[Records from a dataset]
--------------------------------------------------
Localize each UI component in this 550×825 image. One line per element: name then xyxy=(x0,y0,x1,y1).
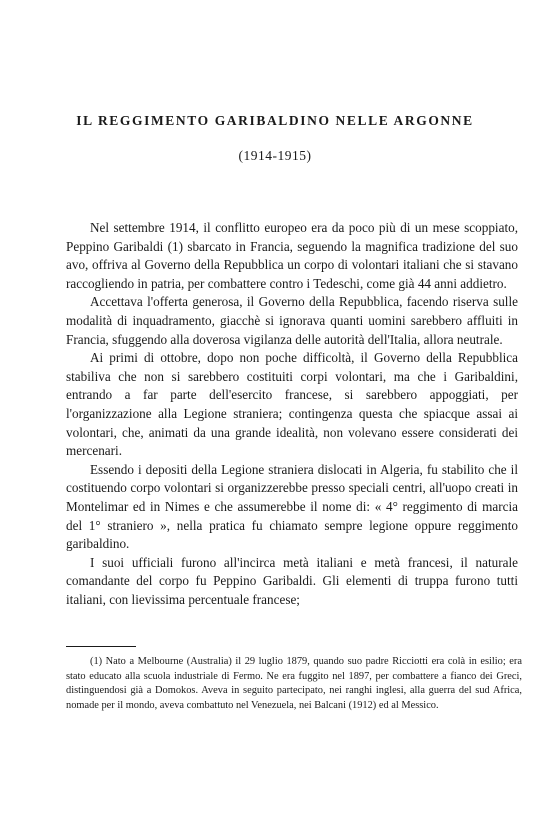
paragraph: Accettava l'offerta generosa, il Governo della Repubblica, facendo riserva sulle modalità di inquadramento, giacchè si ignorava quanti uomini sarebbero affluiti in Francia, sfuggendo alla doverosa vigilanza delle autorità dell'Italia, allora neutrale. xyxy=(66,294,518,347)
footnote xyxy=(66,655,522,713)
paragraph: Essendo i depositi della Legione straniera dislocati in Algeria, fu stabilito che il costituendo corpo volontari si organizzerebbe presso speciali centri, all'uopo creati in Montelimar ed in Nimes e che assumerebbe il nome di: « 4° reggimento di marcia del 1° straniero », nella pratica fu chiamato sempre legione oppure reggimento garibaldino. xyxy=(66,461,518,552)
footnote-divider xyxy=(66,646,136,647)
paragraph: Ai primi di ottobre, dopo non poche difficoltà, il Governo della Repubblica stabiliva che non si sarebbero costituiti corpi volontari, ma che i Garibaldini, entrando a far parte dell'esercito francese, si sarebbero appoggiati, per l'organizzazione alla Legione straniera; contingenza questa che spiacque assai ai volontari, che, animati da una grande idealità, non volevano essere considerati dei mercenari. xyxy=(66,350,518,459)
paragraph: Nel settembre 1914, il conflitto europeo era da poco più di un mese scoppiato, Peppino Garibaldi (1) sbarcato in Francia, seguendo la magnifica tradizione del suo avo, offriva al Governo della Repubblica un corpo di volontari italiani che si stavano raccogliendo in patria, per combattere contro i Tedeschi, come già 44 anni addietro. xyxy=(66,220,518,291)
page-title: IL REGGIMENTO GARIBALDINO NELLE ARGONNE xyxy=(76,113,474,128)
page-subtitle: (1914-1915) xyxy=(238,148,312,163)
body-text xyxy=(66,219,518,609)
footnote-text: (1) Nato a Melbourne (Australia) il 29 luglio 1879, quando suo padre Ricciotti era colà in esilio; era stato educato alla scuola industriale di Fermo. Ne era fuggito nel 1897, per combattere a fianco dei Greci, distinguendosi già a Domokos. Aveva in seguito partecipato, nei ranghi inglesi, alla guerra del sud Africa, nomade per il mondo, aveva combattuto nel Venezuela, nei Balcani (1912) ed al Messico. xyxy=(66,656,522,711)
paragraph: I suoi ufficiali furono all'incirca metà italiani e metà francesi, il naturale comandante del corpo fu Peppino Garibaldi. Gli elementi di truppa furono tutti italiani, con lievissima percentuale francese; xyxy=(66,554,518,607)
--------------------------------------------------
INSTRUCTIONS TO FOLLOW: Copy the data again, line for line, starting at the line that contains "paragraph: Accettava l'offerta" and ending at the line that contains "footnote xyxy=(66,655,522,713)", with both of those lines included.

RESULT BELOW:
paragraph: Accettava l'offerta generosa, il Governo della Repubblica, facendo riserva sulle modalità di inquadramento, giacchè si ignorava quanti uomini sarebbero affluiti in Francia, sfuggendo alla doverosa vigilanza delle autorità dell'Italia, allora neutrale. xyxy=(66,294,518,347)
footnote xyxy=(66,655,522,713)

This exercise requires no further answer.